-- Instruction --
Gather up every line from the entries below that uses the word "image".

══ Data entries

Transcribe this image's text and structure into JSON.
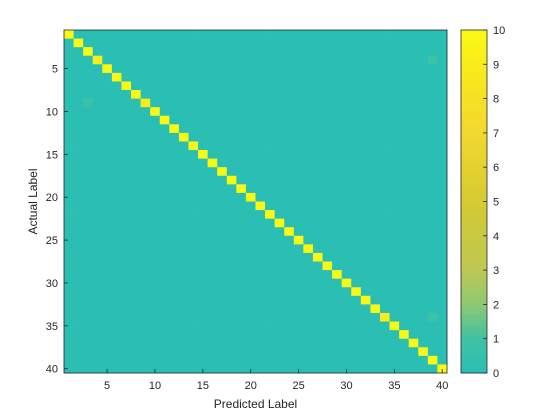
{
  "chart_data": {
    "type": "heatmap",
    "xlabel": "Predicted Label",
    "ylabel": "Actual Label",
    "x_range": [
      1,
      40
    ],
    "y_range": [
      1,
      40
    ],
    "x_ticks": [
      "5",
      "10",
      "15",
      "20",
      "25",
      "30",
      "35",
      "40"
    ],
    "y_ticks": [
      "5",
      "10",
      "15",
      "20",
      "25",
      "30",
      "35",
      "40"
    ],
    "colorbar": {
      "min": 0,
      "max": 10,
      "ticks": [
        "0",
        "1",
        "2",
        "3",
        "4",
        "5",
        "6",
        "7",
        "8",
        "9",
        "10"
      ]
    },
    "diagonal_value": 10,
    "background_value": 0,
    "off_diagonal_cells": [
      {
        "actual": 4,
        "predicted": 39,
        "value": 1
      },
      {
        "actual": 9,
        "predicted": 3,
        "value": 1
      },
      {
        "actual": 34,
        "predicted": 39,
        "value": 1
      }
    ],
    "diagonal_exceptions": [
      {
        "actual": 4,
        "predicted": 4,
        "value": 9
      },
      {
        "actual": 9,
        "predicted": 9,
        "value": 9
      },
      {
        "actual": 34,
        "predicted": 34,
        "value": 9
      }
    ],
    "colormap": "parula",
    "grid": false
  }
}
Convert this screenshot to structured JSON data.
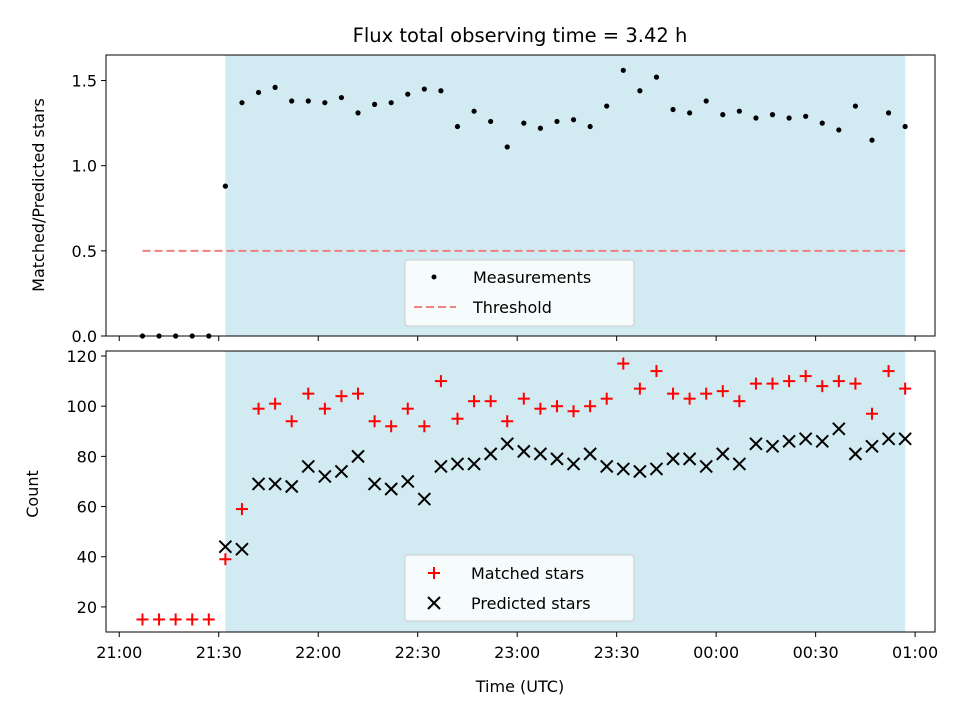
{
  "chart_data": [
    {
      "type": "scatter",
      "title": "Flux total observing time = 3.42 h",
      "xlabel": "",
      "ylabel": "Matched/Predicted stars",
      "x_axis": "time (minutes after 21:00 UTC), shared with lower panel",
      "xlim": [
        -4,
        246
      ],
      "ylim": [
        0,
        1.65
      ],
      "yticks": [
        0.0,
        0.5,
        1.0,
        1.5
      ],
      "ytick_labels": [
        "0.0",
        "0.5",
        "1.0",
        "1.5"
      ],
      "shaded_region": {
        "from": 32,
        "to": 237,
        "color": "#add8e6"
      },
      "grid": false,
      "legend_position": "lower center",
      "series": [
        {
          "name": "Measurements",
          "marker": "dot",
          "color": "#000000",
          "x": [
            7,
            12,
            17,
            22,
            27,
            32,
            37,
            42,
            47,
            52,
            57,
            62,
            67,
            72,
            77,
            82,
            87,
            92,
            97,
            102,
            107,
            112,
            117,
            122,
            127,
            132,
            137,
            142,
            147,
            152,
            157,
            162,
            167,
            172,
            177,
            182,
            187,
            192,
            197,
            202,
            207,
            212,
            217,
            222,
            227,
            232,
            237
          ],
          "y": [
            0.0,
            0.0,
            0.0,
            0.0,
            0.0,
            0.88,
            1.37,
            1.43,
            1.46,
            1.38,
            1.38,
            1.37,
            1.4,
            1.31,
            1.36,
            1.37,
            1.42,
            1.45,
            1.44,
            1.23,
            1.32,
            1.26,
            1.11,
            1.25,
            1.22,
            1.26,
            1.27,
            1.23,
            1.35,
            1.56,
            1.44,
            1.52,
            1.33,
            1.31,
            1.38,
            1.3,
            1.32,
            1.28,
            1.3,
            1.28,
            1.29,
            1.25,
            1.21,
            1.35,
            1.15,
            1.31,
            1.23
          ]
        },
        {
          "name": "Threshold",
          "line": "dashed",
          "color": "#f08080",
          "x": [
            7,
            237
          ],
          "y": [
            0.5,
            0.5
          ]
        }
      ]
    },
    {
      "type": "scatter",
      "title": "",
      "xlabel": "Time (UTC)",
      "ylabel": "Count",
      "xlim": [
        -4,
        246
      ],
      "xticks": [
        0,
        30,
        60,
        90,
        120,
        150,
        180,
        210,
        240
      ],
      "xtick_labels": [
        "21:00",
        "21:30",
        "22:00",
        "22:30",
        "23:00",
        "23:30",
        "00:00",
        "00:30",
        "01:00"
      ],
      "ylim": [
        10,
        122
      ],
      "yticks": [
        20,
        40,
        60,
        80,
        100,
        120
      ],
      "ytick_labels": [
        "20",
        "40",
        "60",
        "80",
        "100",
        "120"
      ],
      "shaded_region": {
        "from": 32,
        "to": 237,
        "color": "#add8e6"
      },
      "grid": false,
      "legend_position": "lower center",
      "series": [
        {
          "name": "Matched stars",
          "marker": "plus",
          "color": "#ff0000",
          "x": [
            7,
            12,
            17,
            22,
            27,
            32,
            37,
            42,
            47,
            52,
            57,
            62,
            67,
            72,
            77,
            82,
            87,
            92,
            97,
            102,
            107,
            112,
            117,
            122,
            127,
            132,
            137,
            142,
            147,
            152,
            157,
            162,
            167,
            172,
            177,
            182,
            187,
            192,
            197,
            202,
            207,
            212,
            217,
            222,
            227,
            232,
            237
          ],
          "y": [
            15,
            15,
            15,
            15,
            15,
            39,
            59,
            99,
            101,
            94,
            105,
            99,
            104,
            105,
            94,
            92,
            99,
            92,
            110,
            95,
            102,
            102,
            94,
            103,
            99,
            100,
            98,
            100,
            103,
            117,
            107,
            114,
            105,
            103,
            105,
            106,
            102,
            109,
            109,
            110,
            112,
            108,
            110,
            109,
            97,
            114,
            107
          ]
        },
        {
          "name": "Predicted stars",
          "marker": "x",
          "color": "#000000",
          "x": [
            32,
            37,
            42,
            47,
            52,
            57,
            62,
            67,
            72,
            77,
            82,
            87,
            92,
            97,
            102,
            107,
            112,
            117,
            122,
            127,
            132,
            137,
            142,
            147,
            152,
            157,
            162,
            167,
            172,
            177,
            182,
            187,
            192,
            197,
            202,
            207,
            212,
            217,
            222,
            227,
            232,
            237
          ],
          "y": [
            44,
            43,
            69,
            69,
            68,
            76,
            72,
            74,
            80,
            69,
            67,
            70,
            63,
            76,
            77,
            77,
            81,
            85,
            82,
            81,
            79,
            77,
            81,
            76,
            75,
            74,
            75,
            79,
            79,
            76,
            81,
            77,
            85,
            84,
            86,
            87,
            86,
            91,
            81,
            84,
            87,
            87
          ]
        }
      ]
    }
  ]
}
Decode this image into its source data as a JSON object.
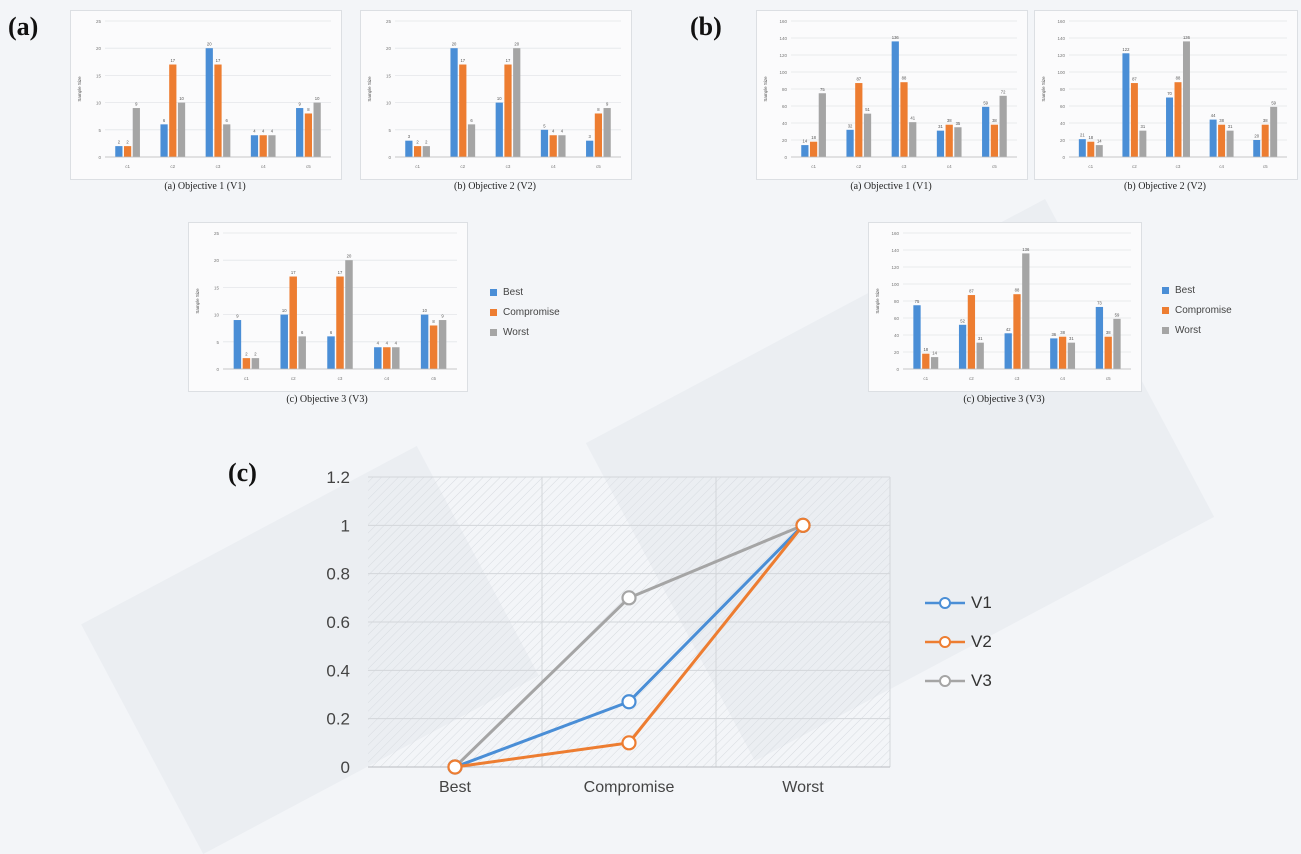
{
  "panels": {
    "a": "(a)",
    "b": "(b)",
    "c": "(c)"
  },
  "colors": {
    "Best": "#4a8ed6",
    "Compromise": "#ed7d31",
    "Worst": "#a5a5a5"
  },
  "legend_labels": [
    "Best",
    "Compromise",
    "Worst"
  ],
  "chart_data": [
    {
      "type": "bar",
      "id": "a1",
      "title": "(a) Objective 1 (V1)",
      "ylabel": "Sample Size",
      "ylim": [
        0,
        25
      ],
      "yticks": [
        0,
        5,
        10,
        15,
        20,
        25
      ],
      "categories": [
        "c1",
        "c2",
        "c3",
        "c4",
        "c5"
      ],
      "series": [
        {
          "name": "Best",
          "values": [
            2,
            6,
            20,
            4,
            9
          ]
        },
        {
          "name": "Compromise",
          "values": [
            2,
            17,
            17,
            4,
            8
          ]
        },
        {
          "name": "Worst",
          "values": [
            9,
            10,
            6,
            4,
            10
          ]
        }
      ]
    },
    {
      "type": "bar",
      "id": "a2",
      "title": "(b) Objective 2 (V2)",
      "ylabel": "Sample Size",
      "ylim": [
        0,
        25
      ],
      "yticks": [
        0,
        5,
        10,
        15,
        20,
        25
      ],
      "categories": [
        "c1",
        "c2",
        "c3",
        "c4",
        "c5"
      ],
      "series": [
        {
          "name": "Best",
          "values": [
            3,
            20,
            10,
            5,
            3
          ]
        },
        {
          "name": "Compromise",
          "values": [
            2,
            17,
            17,
            4,
            8
          ]
        },
        {
          "name": "Worst",
          "values": [
            2,
            6,
            20,
            4,
            9
          ]
        }
      ]
    },
    {
      "type": "bar",
      "id": "a3",
      "title": "(c) Objective 3 (V3)",
      "ylabel": "Sample Size",
      "ylim": [
        0,
        25
      ],
      "yticks": [
        0,
        5,
        10,
        15,
        20,
        25
      ],
      "categories": [
        "c1",
        "c2",
        "c3",
        "c4",
        "c5"
      ],
      "series": [
        {
          "name": "Best",
          "values": [
            9,
            10,
            6,
            4,
            10
          ]
        },
        {
          "name": "Compromise",
          "values": [
            2,
            17,
            17,
            4,
            8
          ]
        },
        {
          "name": "Worst",
          "values": [
            2,
            6,
            20,
            4,
            9
          ]
        }
      ]
    },
    {
      "type": "bar",
      "id": "b1",
      "title": "(a) Objective 1 (V1)",
      "ylabel": "Sample Size",
      "ylim": [
        0,
        160
      ],
      "yticks": [
        0,
        20,
        40,
        60,
        80,
        100,
        120,
        140,
        160
      ],
      "categories": [
        "c1",
        "c2",
        "c3",
        "c4",
        "c5"
      ],
      "series": [
        {
          "name": "Best",
          "values": [
            14,
            32,
            136,
            31,
            59
          ]
        },
        {
          "name": "Compromise",
          "values": [
            18,
            87,
            88,
            38,
            38
          ]
        },
        {
          "name": "Worst",
          "values": [
            75,
            51,
            41,
            35,
            72
          ]
        }
      ]
    },
    {
      "type": "bar",
      "id": "b2",
      "title": "(b) Objective 2 (V2)",
      "ylabel": "Sample Size",
      "ylim": [
        0,
        160
      ],
      "yticks": [
        0,
        20,
        40,
        60,
        80,
        100,
        120,
        140,
        160
      ],
      "categories": [
        "c1",
        "c2",
        "c3",
        "c4",
        "c5"
      ],
      "series": [
        {
          "name": "Best",
          "values": [
            21,
            122,
            70,
            44,
            20
          ]
        },
        {
          "name": "Compromise",
          "values": [
            18,
            87,
            88,
            38,
            38
          ]
        },
        {
          "name": "Worst",
          "values": [
            14,
            31,
            136,
            31,
            59
          ]
        }
      ]
    },
    {
      "type": "bar",
      "id": "b3",
      "title": "(c) Objective 3 (V3)",
      "ylabel": "Sample Size",
      "ylim": [
        0,
        160
      ],
      "yticks": [
        0,
        20,
        40,
        60,
        80,
        100,
        120,
        140,
        160
      ],
      "categories": [
        "c1",
        "c2",
        "c3",
        "c4",
        "c5"
      ],
      "series": [
        {
          "name": "Best",
          "values": [
            75,
            52,
            42,
            36,
            73
          ]
        },
        {
          "name": "Compromise",
          "values": [
            18,
            87,
            88,
            38,
            38
          ]
        },
        {
          "name": "Worst",
          "values": [
            14,
            31,
            136,
            31,
            59
          ]
        }
      ]
    },
    {
      "type": "line",
      "id": "c",
      "categories": [
        "Best",
        "Compromise",
        "Worst"
      ],
      "ylim": [
        0,
        1.2
      ],
      "yticks": [
        "0",
        "0.2",
        "0.4",
        "0.6",
        "0.8",
        "1",
        "1.2"
      ],
      "series": [
        {
          "name": "V1",
          "values": [
            0,
            0.27,
            1
          ],
          "color": "#4a8ed6"
        },
        {
          "name": "V2",
          "values": [
            0,
            0.1,
            1
          ],
          "color": "#ed7d31"
        },
        {
          "name": "V3",
          "values": [
            0,
            0.7,
            1
          ],
          "color": "#a5a5a5"
        }
      ]
    }
  ]
}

════

-- Full output --
Transcribe this image's text and structure into JSON.
Decode this image into its source data as a JSON object.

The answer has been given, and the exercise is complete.